### What is needed:
From the listing below, extract every line in which the word "Increased" appears.
···
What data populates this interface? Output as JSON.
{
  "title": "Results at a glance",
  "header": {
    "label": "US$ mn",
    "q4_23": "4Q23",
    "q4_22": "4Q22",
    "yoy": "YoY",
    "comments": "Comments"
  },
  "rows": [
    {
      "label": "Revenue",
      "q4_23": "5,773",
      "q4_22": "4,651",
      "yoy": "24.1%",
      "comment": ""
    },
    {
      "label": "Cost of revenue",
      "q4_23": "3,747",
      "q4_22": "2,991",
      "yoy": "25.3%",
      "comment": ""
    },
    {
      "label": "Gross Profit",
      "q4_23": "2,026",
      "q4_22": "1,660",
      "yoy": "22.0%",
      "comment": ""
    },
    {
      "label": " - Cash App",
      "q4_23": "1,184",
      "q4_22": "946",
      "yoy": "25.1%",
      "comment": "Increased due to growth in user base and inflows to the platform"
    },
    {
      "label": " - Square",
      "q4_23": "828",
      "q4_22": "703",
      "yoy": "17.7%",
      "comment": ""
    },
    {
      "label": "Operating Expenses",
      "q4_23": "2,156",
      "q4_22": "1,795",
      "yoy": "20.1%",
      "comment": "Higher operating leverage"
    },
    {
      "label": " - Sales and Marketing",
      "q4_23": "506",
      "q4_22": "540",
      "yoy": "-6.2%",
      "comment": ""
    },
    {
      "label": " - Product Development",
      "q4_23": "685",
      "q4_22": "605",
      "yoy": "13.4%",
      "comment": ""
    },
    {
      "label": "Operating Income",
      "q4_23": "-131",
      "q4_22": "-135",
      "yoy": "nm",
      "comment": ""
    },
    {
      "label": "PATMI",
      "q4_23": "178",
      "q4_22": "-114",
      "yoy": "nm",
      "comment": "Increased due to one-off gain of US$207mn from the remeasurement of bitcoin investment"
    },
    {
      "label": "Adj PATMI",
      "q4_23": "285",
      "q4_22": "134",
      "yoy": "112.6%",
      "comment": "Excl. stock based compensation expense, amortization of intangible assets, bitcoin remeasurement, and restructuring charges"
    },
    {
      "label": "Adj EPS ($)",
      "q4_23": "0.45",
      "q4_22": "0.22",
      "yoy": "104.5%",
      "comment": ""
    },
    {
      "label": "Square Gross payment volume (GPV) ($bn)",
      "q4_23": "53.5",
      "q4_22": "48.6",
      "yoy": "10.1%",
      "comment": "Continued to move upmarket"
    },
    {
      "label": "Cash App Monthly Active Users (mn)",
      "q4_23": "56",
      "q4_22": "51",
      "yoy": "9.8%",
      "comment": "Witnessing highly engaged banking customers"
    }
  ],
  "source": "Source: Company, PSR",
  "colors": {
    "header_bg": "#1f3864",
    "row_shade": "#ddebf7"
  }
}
···
### Exercise response:
      "comment": "Increased due to growth in user base and inflows to the platform"
      "comment": "Increased due to one-off gain of US$207mn from the remeasurement of bitcoin investment"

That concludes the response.